■ WHAT TO PRODUCE:
Work out the number of lines with the word "content" in the material below, then reply with that number only.

■ GIVEN DATA:
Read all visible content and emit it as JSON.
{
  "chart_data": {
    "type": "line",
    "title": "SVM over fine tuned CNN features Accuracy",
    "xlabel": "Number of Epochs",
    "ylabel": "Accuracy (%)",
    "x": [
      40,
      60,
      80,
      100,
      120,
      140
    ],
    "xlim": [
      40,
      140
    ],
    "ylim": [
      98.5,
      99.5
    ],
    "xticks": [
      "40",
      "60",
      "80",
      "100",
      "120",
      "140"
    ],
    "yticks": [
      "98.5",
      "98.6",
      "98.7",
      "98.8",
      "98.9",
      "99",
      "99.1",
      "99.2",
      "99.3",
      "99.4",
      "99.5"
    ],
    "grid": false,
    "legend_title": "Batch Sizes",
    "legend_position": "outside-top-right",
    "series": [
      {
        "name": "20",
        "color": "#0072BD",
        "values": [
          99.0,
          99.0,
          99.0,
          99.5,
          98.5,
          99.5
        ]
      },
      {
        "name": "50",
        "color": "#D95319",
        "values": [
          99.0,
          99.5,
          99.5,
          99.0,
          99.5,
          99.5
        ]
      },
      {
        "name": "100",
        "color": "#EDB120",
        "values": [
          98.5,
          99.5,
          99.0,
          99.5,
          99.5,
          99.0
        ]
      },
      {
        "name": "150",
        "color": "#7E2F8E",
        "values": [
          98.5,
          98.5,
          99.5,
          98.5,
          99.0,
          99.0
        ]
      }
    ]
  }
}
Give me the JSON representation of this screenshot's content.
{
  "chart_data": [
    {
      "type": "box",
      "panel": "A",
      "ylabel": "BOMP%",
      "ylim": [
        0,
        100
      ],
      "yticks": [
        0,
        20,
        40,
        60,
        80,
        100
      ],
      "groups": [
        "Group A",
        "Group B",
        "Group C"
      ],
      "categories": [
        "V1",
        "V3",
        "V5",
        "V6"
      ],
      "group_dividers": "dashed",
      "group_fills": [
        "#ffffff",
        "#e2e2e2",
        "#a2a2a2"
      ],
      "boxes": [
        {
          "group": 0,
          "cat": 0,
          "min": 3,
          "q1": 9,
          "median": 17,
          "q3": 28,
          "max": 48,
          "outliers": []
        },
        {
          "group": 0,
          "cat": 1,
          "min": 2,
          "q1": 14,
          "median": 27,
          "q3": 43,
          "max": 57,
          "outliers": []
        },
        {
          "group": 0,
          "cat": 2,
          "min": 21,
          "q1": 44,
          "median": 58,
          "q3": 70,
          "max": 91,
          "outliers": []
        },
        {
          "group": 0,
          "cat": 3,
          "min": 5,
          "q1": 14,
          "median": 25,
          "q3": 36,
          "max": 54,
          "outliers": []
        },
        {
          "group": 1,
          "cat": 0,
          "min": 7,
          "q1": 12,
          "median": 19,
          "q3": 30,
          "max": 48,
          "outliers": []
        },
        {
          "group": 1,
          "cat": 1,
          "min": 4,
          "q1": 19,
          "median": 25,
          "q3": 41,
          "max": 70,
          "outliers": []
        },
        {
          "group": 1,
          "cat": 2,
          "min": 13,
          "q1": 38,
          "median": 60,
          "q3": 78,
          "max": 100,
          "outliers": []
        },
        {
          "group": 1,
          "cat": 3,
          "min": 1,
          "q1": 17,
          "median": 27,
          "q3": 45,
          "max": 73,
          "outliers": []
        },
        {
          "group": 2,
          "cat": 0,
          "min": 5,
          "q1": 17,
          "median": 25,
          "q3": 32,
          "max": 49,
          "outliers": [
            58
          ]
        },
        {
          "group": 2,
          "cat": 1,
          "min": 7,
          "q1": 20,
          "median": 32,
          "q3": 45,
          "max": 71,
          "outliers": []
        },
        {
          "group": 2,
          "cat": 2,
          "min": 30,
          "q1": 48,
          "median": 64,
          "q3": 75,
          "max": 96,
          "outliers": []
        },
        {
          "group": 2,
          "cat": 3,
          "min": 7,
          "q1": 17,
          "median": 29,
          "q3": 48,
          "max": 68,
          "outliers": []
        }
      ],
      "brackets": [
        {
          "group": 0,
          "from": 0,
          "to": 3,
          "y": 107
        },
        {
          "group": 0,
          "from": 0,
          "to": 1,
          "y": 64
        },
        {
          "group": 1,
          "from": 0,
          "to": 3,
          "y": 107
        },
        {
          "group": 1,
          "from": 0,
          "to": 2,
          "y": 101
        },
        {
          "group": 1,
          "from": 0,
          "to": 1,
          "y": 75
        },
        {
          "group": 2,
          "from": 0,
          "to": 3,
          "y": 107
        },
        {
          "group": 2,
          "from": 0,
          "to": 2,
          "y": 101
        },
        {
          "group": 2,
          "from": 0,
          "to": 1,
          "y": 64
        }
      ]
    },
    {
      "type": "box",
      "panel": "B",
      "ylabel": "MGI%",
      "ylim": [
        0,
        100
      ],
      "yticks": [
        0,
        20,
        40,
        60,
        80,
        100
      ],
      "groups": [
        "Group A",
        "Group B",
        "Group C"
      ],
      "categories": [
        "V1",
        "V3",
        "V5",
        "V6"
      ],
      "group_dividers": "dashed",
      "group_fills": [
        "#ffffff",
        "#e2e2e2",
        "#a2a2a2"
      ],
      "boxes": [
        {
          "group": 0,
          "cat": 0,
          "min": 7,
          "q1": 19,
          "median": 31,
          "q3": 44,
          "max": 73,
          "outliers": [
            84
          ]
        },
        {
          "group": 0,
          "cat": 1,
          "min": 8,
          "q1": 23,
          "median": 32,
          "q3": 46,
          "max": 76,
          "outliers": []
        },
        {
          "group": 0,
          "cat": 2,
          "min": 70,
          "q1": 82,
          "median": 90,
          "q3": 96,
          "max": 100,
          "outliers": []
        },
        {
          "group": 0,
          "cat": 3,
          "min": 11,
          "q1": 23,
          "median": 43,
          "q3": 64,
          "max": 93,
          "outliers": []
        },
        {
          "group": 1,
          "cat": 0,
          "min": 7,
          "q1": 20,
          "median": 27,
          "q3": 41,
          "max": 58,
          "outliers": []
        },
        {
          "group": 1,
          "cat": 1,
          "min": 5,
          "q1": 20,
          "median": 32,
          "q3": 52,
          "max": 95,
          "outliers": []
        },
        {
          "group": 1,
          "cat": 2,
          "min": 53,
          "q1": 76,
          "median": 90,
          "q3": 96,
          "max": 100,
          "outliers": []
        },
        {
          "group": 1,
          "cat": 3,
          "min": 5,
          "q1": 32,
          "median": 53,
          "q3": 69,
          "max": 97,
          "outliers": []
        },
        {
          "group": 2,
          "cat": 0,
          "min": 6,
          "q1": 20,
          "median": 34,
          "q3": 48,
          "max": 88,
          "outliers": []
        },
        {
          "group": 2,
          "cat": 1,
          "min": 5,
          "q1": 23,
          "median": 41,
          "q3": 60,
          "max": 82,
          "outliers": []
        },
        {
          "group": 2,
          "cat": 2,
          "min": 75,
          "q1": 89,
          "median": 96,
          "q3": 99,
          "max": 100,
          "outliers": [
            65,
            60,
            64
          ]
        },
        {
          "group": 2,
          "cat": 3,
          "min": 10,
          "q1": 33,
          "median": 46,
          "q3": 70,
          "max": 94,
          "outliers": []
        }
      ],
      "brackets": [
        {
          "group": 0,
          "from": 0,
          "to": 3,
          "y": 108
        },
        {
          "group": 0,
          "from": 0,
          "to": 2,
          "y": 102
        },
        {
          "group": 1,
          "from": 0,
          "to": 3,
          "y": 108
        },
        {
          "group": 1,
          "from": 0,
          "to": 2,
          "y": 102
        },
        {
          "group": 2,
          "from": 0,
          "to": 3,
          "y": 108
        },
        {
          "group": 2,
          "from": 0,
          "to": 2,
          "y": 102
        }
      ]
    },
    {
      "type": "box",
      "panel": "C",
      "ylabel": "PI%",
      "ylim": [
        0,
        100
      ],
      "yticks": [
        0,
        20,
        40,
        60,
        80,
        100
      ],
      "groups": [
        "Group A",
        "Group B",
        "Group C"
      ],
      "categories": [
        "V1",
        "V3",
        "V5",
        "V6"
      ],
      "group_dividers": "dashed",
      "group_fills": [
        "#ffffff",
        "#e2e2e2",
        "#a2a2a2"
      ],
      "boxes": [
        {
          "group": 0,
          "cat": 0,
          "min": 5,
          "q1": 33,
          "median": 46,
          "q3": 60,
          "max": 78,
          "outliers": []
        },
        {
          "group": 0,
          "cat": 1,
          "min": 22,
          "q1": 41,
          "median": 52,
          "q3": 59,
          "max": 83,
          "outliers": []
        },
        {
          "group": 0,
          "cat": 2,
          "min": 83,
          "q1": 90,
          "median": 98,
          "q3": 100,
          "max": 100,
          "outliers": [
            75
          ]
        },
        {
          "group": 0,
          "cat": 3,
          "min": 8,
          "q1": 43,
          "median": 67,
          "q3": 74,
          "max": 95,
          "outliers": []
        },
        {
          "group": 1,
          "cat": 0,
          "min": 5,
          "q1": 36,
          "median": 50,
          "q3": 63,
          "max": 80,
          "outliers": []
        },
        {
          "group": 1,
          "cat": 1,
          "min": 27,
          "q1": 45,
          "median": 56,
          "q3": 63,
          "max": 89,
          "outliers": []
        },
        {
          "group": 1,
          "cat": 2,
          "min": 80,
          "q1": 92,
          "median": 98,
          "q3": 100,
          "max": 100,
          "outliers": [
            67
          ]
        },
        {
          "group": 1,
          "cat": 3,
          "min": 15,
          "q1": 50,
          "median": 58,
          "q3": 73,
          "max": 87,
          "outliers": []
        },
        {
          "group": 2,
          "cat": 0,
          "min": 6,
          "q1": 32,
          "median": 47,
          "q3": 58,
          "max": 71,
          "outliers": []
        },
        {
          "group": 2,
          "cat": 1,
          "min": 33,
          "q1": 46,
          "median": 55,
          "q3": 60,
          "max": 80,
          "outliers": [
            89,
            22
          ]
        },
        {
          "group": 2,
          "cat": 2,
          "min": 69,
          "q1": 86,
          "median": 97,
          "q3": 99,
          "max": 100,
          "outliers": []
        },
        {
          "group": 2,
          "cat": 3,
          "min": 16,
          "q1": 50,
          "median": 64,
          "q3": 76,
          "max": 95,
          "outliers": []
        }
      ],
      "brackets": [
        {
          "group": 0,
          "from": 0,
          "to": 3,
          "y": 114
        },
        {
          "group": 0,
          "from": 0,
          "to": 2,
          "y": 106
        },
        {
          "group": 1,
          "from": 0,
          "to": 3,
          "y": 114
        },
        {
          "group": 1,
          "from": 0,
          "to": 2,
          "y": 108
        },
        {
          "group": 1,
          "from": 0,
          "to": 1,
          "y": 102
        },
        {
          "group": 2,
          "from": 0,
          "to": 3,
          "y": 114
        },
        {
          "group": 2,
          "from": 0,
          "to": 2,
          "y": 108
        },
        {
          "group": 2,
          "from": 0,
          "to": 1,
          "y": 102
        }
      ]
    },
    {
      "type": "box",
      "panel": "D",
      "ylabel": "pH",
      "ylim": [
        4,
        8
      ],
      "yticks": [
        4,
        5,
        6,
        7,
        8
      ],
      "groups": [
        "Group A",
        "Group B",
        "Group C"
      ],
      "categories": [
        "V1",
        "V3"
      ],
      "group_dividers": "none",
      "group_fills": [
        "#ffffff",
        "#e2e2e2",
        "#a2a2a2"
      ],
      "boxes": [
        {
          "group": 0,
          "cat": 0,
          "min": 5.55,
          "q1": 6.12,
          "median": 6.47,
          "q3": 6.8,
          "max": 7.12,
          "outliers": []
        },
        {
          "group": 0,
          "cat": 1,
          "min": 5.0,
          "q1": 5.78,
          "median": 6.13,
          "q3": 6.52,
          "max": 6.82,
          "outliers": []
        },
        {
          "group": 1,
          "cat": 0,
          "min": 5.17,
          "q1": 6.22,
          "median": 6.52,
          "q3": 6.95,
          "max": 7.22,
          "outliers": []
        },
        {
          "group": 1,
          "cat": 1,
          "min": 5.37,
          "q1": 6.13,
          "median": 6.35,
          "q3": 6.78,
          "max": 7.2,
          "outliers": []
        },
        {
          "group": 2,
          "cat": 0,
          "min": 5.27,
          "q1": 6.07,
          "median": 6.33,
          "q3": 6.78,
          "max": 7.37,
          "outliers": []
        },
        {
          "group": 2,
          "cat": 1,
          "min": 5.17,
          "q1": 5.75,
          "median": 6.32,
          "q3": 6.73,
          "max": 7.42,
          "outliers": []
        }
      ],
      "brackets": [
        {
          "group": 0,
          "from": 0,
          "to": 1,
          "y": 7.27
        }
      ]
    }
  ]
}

* * *

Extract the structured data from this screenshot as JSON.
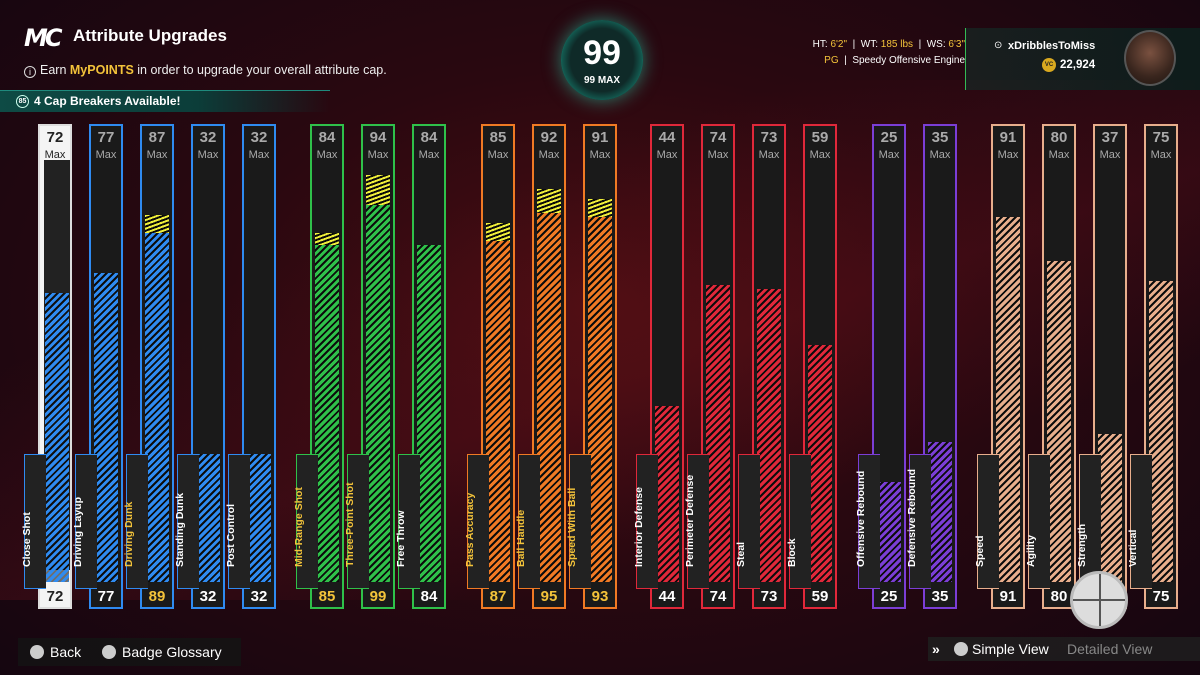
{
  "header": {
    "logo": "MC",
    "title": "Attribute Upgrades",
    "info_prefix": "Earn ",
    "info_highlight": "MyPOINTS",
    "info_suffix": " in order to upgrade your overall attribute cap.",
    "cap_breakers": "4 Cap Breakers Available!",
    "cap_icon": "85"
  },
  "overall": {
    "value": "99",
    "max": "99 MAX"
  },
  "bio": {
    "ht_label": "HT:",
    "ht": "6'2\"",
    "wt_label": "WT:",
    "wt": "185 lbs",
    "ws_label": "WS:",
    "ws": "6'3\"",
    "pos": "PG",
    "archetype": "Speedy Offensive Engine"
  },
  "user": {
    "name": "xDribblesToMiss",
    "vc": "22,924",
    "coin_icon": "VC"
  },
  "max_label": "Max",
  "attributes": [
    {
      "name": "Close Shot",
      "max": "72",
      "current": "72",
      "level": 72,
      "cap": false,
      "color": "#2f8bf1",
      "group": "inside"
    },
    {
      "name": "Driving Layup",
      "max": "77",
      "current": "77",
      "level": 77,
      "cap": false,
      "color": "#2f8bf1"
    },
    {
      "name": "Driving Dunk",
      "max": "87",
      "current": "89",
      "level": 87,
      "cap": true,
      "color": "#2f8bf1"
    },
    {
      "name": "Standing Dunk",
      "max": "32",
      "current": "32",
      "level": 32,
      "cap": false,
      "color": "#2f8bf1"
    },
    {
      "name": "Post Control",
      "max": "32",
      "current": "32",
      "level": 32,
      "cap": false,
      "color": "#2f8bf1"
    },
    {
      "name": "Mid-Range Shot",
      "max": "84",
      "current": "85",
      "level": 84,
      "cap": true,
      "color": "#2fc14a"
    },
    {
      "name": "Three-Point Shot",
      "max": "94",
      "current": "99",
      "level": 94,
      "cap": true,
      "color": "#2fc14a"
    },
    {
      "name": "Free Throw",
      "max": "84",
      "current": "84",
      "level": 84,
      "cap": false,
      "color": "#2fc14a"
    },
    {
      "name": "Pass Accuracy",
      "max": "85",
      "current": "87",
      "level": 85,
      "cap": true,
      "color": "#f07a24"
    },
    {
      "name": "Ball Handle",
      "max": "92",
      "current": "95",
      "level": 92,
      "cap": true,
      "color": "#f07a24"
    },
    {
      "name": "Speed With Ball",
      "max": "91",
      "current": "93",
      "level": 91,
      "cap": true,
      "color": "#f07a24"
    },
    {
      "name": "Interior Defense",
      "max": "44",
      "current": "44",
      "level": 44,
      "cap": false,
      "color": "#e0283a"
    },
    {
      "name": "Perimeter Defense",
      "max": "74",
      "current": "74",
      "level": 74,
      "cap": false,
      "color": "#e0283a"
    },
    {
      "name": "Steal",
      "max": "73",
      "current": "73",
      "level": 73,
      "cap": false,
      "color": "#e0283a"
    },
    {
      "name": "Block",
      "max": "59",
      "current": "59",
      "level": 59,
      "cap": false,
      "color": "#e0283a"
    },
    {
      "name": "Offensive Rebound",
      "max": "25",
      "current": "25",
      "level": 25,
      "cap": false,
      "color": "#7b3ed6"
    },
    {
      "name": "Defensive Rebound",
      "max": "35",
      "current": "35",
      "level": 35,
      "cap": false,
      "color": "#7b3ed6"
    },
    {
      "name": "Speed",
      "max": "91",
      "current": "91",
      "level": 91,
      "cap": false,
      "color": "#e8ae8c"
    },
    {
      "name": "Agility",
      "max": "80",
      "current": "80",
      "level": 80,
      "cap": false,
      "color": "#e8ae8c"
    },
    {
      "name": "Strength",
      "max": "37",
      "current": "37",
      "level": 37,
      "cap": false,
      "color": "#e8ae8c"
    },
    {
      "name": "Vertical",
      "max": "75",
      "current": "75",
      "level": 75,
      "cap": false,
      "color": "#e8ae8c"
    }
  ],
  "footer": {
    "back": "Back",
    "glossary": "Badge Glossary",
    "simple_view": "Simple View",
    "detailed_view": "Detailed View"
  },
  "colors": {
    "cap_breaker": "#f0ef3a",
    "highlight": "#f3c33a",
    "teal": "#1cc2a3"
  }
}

■ EXERCISE RESULT:
2